**What to work on:** Among the entries, which lines carry the string "Mouse"? Copy each of them.

┌─ Excerpted data

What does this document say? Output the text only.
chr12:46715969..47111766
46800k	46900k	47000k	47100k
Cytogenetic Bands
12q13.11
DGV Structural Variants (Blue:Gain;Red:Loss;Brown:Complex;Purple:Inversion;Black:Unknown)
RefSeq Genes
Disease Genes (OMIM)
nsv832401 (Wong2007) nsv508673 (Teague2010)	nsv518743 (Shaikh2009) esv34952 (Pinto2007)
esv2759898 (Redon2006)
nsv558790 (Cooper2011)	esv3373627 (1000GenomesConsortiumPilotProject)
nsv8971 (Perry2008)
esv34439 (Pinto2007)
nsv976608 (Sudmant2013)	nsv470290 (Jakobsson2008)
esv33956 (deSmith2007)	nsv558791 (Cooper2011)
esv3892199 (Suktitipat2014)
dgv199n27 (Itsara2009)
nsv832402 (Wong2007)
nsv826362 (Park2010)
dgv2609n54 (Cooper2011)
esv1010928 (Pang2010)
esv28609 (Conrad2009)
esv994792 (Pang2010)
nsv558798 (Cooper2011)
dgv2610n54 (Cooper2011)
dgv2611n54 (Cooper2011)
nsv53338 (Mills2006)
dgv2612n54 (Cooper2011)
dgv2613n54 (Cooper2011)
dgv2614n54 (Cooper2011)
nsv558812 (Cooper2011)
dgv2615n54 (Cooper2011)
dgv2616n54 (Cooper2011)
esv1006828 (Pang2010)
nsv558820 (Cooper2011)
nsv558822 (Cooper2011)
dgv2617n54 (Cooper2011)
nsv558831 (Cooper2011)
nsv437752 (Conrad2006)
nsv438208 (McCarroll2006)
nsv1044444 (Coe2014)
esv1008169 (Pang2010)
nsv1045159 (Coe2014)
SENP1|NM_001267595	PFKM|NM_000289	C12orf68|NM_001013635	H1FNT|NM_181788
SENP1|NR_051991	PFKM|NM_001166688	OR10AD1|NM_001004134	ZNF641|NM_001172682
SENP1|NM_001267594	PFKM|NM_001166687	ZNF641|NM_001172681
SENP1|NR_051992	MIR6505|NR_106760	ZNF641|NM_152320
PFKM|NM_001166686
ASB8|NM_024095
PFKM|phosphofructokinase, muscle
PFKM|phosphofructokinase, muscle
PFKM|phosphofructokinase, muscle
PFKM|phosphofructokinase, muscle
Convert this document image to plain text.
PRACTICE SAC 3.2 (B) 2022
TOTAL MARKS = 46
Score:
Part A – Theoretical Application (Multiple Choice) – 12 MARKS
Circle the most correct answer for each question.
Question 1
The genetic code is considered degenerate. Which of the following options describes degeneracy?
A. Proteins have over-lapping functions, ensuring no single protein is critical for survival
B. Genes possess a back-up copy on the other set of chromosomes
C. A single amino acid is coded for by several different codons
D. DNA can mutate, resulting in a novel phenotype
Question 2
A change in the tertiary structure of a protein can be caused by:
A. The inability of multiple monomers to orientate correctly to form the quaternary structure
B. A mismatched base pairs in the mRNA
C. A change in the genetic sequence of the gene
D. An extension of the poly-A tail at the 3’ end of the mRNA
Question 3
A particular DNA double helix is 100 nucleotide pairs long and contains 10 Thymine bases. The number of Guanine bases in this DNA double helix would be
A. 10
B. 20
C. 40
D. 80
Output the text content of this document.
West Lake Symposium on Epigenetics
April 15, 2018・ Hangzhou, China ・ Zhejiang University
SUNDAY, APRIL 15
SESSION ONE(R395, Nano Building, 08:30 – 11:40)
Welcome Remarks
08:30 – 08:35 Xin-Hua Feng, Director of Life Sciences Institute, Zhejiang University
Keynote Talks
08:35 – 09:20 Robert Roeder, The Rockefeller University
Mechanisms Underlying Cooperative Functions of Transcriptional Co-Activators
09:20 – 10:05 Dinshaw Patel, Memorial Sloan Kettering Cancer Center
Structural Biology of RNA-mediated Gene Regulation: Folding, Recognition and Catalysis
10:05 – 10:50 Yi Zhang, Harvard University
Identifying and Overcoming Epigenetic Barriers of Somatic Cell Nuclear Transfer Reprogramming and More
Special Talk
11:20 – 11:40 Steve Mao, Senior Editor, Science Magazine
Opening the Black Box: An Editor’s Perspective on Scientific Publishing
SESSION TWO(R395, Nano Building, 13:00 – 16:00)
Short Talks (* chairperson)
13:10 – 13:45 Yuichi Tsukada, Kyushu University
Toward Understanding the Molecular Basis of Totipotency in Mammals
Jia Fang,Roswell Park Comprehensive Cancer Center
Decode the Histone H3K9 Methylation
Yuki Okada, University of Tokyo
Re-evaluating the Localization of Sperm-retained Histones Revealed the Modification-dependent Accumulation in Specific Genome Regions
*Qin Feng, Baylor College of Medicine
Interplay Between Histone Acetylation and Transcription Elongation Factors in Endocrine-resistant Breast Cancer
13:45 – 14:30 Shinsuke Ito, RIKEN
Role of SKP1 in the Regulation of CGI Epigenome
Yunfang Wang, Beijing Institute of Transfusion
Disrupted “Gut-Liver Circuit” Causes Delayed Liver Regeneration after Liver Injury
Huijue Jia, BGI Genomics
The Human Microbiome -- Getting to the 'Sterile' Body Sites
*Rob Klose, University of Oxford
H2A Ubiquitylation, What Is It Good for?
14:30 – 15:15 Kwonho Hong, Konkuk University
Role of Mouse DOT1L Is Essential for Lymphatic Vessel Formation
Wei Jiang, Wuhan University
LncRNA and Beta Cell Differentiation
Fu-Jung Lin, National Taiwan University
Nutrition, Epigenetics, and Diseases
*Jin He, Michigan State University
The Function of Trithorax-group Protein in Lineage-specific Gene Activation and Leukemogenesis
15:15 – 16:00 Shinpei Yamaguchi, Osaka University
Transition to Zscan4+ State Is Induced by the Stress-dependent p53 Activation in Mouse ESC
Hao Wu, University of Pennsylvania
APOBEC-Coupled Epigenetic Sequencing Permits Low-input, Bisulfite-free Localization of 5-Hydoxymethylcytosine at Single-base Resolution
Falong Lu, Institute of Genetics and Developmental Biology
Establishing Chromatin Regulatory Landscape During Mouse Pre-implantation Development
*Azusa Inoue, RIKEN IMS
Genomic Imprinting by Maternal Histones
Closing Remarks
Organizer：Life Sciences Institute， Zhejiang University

└─

**Written reply:**
Role of Mouse DOT1L Is Essential for Lymphatic Vessel Formation
Transition to Zscan4+ State Is Induced by the Stress-dependent p53 Activation in Mouse ESC
Establishing Chromatin Regulatory Landscape During Mouse Pre-implantation Development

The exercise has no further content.